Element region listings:

* start *

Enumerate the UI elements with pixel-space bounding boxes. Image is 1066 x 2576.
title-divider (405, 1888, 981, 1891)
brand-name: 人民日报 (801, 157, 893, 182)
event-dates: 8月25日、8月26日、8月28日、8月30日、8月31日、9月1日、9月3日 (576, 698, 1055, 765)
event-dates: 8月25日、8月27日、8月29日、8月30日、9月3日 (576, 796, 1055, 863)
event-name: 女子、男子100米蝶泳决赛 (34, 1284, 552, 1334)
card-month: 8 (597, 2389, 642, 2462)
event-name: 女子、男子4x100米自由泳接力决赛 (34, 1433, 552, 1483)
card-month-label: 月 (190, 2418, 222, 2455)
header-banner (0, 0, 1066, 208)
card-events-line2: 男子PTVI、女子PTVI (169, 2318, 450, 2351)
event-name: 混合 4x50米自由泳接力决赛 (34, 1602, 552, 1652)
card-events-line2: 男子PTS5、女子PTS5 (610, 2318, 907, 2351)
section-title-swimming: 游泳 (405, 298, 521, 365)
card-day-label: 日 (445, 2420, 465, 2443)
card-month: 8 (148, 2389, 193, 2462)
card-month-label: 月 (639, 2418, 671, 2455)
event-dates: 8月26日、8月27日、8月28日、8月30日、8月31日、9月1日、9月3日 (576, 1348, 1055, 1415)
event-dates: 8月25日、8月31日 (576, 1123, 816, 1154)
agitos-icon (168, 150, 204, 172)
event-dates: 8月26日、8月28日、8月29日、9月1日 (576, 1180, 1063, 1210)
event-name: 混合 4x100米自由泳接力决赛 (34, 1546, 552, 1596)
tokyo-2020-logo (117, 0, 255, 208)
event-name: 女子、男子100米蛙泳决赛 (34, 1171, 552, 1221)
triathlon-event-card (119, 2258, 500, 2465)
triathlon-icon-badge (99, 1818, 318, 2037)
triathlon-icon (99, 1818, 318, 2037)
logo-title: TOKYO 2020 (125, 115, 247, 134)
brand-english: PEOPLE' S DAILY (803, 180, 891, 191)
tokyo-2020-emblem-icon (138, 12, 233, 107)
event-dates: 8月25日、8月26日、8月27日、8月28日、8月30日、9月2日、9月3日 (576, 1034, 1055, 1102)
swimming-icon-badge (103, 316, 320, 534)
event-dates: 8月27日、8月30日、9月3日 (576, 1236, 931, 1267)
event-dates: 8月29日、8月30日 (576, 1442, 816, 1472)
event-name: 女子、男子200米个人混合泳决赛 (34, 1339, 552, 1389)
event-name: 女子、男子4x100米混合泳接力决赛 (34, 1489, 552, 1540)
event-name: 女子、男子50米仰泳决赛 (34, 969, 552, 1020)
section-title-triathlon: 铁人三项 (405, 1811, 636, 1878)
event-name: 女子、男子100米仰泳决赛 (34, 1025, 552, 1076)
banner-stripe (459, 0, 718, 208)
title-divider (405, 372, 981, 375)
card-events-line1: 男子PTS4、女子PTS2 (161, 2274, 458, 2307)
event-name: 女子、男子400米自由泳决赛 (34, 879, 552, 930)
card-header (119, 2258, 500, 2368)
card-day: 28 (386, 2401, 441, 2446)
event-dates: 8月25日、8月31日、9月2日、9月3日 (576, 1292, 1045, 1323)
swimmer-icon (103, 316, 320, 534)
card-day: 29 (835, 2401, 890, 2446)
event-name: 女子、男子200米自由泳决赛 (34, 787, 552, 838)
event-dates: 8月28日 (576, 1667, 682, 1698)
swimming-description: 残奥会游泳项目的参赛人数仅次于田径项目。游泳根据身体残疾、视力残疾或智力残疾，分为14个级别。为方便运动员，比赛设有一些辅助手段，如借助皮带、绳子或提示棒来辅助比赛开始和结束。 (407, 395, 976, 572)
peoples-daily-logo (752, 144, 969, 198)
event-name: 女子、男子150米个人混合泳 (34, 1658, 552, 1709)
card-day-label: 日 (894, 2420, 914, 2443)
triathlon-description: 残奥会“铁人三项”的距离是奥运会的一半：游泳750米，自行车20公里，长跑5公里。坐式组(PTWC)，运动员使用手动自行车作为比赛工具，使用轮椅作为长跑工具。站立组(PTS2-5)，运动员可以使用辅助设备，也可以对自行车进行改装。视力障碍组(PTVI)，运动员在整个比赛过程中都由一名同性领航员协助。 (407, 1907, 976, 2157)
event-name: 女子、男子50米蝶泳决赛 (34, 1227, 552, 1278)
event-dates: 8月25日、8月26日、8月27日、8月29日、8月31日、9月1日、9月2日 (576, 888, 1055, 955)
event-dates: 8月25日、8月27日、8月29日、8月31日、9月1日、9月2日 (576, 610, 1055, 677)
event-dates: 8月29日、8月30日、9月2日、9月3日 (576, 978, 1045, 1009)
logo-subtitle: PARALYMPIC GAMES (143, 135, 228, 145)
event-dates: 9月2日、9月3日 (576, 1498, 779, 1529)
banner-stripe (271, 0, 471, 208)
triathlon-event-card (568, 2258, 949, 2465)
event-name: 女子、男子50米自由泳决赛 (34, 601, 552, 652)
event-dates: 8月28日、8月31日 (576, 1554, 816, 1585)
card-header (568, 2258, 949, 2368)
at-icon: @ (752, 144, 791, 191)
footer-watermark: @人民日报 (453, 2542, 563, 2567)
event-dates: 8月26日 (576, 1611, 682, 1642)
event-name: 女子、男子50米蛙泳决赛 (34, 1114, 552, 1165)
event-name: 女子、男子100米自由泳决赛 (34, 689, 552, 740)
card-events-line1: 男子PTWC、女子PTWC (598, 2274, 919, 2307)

* end *

TASK DETAILS:
Output the data above word for word, starting from its first line and stopping after the line that contains "card-month-label: 月 (639, 2418, 671, 2455)".

SOLUTION TO THIS EXERCISE:
Enumerate the UI elements with pixel-space bounding boxes. Image is 1066 x 2576.
title-divider (405, 1888, 981, 1891)
brand-name: 人民日报 (801, 157, 893, 182)
event-dates: 8月25日、8月26日、8月28日、8月30日、8月31日、9月1日、9月3日 (576, 698, 1055, 765)
event-dates: 8月25日、8月27日、8月29日、8月30日、9月3日 (576, 796, 1055, 863)
event-name: 女子、男子100米蝶泳决赛 (34, 1284, 552, 1334)
card-month: 8 (597, 2389, 642, 2462)
event-name: 女子、男子4x100米自由泳接力决赛 (34, 1433, 552, 1483)
card-month-label: 月 (190, 2418, 222, 2455)
header-banner (0, 0, 1066, 208)
card-events-line2: 男子PTVI、女子PTVI (169, 2318, 450, 2351)
event-name: 混合 4x50米自由泳接力决赛 (34, 1602, 552, 1652)
card-events-line2: 男子PTS5、女子PTS5 (610, 2318, 907, 2351)
section-title-swimming: 游泳 (405, 298, 521, 365)
card-day-label: 日 (445, 2420, 465, 2443)
card-month: 8 (148, 2389, 193, 2462)
card-month-label: 月 (639, 2418, 671, 2455)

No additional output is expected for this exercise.